PROBLEM = Look for "title" in each line of the entries, and return the matching lines.

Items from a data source
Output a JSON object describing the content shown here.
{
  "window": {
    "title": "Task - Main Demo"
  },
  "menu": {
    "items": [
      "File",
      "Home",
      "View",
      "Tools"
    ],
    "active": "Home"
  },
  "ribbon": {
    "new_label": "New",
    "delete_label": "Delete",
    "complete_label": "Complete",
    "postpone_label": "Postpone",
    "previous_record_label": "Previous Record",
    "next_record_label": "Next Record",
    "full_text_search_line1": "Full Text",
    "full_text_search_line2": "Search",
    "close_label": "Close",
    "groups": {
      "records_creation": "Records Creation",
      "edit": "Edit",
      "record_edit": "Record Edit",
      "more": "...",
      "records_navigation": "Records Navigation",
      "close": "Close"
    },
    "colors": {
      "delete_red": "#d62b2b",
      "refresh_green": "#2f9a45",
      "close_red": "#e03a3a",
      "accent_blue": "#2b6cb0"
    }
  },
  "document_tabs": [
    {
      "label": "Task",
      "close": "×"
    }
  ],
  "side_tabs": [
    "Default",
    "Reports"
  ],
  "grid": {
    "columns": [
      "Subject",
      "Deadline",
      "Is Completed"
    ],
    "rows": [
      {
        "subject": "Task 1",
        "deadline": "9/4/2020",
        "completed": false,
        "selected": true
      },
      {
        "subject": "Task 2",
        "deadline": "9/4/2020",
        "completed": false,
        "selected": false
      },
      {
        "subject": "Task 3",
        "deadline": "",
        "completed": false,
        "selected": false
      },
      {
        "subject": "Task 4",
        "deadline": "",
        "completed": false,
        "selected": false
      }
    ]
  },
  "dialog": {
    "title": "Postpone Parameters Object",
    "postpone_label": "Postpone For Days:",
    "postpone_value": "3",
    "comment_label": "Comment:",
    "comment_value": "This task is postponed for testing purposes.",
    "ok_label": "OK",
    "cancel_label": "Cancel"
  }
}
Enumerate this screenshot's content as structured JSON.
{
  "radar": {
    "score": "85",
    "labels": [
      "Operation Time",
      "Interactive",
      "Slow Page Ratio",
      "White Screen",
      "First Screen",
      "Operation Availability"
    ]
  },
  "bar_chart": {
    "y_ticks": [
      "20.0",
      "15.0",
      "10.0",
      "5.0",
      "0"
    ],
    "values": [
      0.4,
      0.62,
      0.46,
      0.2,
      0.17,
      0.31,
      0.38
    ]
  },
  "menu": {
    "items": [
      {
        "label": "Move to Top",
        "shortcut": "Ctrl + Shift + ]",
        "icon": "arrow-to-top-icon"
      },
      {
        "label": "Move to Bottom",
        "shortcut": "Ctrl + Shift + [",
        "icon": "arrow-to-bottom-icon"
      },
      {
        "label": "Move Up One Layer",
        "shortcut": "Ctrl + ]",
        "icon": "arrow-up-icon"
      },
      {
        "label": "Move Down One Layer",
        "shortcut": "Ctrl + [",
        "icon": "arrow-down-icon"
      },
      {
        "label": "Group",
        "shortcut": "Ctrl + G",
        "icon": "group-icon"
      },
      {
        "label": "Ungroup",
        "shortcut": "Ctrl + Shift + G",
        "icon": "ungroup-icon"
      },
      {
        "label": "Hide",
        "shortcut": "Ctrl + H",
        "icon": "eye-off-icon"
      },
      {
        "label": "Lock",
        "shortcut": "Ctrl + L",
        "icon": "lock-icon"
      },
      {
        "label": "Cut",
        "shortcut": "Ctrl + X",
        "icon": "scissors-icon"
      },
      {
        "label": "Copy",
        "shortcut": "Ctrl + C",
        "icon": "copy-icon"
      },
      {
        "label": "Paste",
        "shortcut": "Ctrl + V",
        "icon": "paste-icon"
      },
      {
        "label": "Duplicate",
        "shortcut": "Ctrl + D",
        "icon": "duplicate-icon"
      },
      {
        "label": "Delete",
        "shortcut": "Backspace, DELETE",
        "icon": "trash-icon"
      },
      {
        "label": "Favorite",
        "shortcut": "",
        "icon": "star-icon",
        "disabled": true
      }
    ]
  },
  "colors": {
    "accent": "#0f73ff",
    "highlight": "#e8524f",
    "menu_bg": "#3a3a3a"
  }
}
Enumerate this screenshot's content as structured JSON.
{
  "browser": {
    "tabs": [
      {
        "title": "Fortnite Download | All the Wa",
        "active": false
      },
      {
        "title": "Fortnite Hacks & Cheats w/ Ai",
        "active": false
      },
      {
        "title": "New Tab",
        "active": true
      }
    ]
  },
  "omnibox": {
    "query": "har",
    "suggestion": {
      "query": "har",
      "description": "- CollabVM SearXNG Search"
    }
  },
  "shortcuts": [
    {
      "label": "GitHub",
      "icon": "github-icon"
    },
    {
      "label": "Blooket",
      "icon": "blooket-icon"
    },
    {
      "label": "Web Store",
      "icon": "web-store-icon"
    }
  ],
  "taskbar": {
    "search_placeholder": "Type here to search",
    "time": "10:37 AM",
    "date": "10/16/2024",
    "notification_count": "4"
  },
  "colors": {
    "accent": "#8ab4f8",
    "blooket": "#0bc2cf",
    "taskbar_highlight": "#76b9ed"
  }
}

PROBLEM SOLUTION =
    "title": "Task - Main Demo"
    "title": "Postpone Parameters Object",
        "title": "Fortnite Download | All the Wa",
        "title": "Fortnite Hacks & Cheats w/ Ai",
        "title": "New Tab",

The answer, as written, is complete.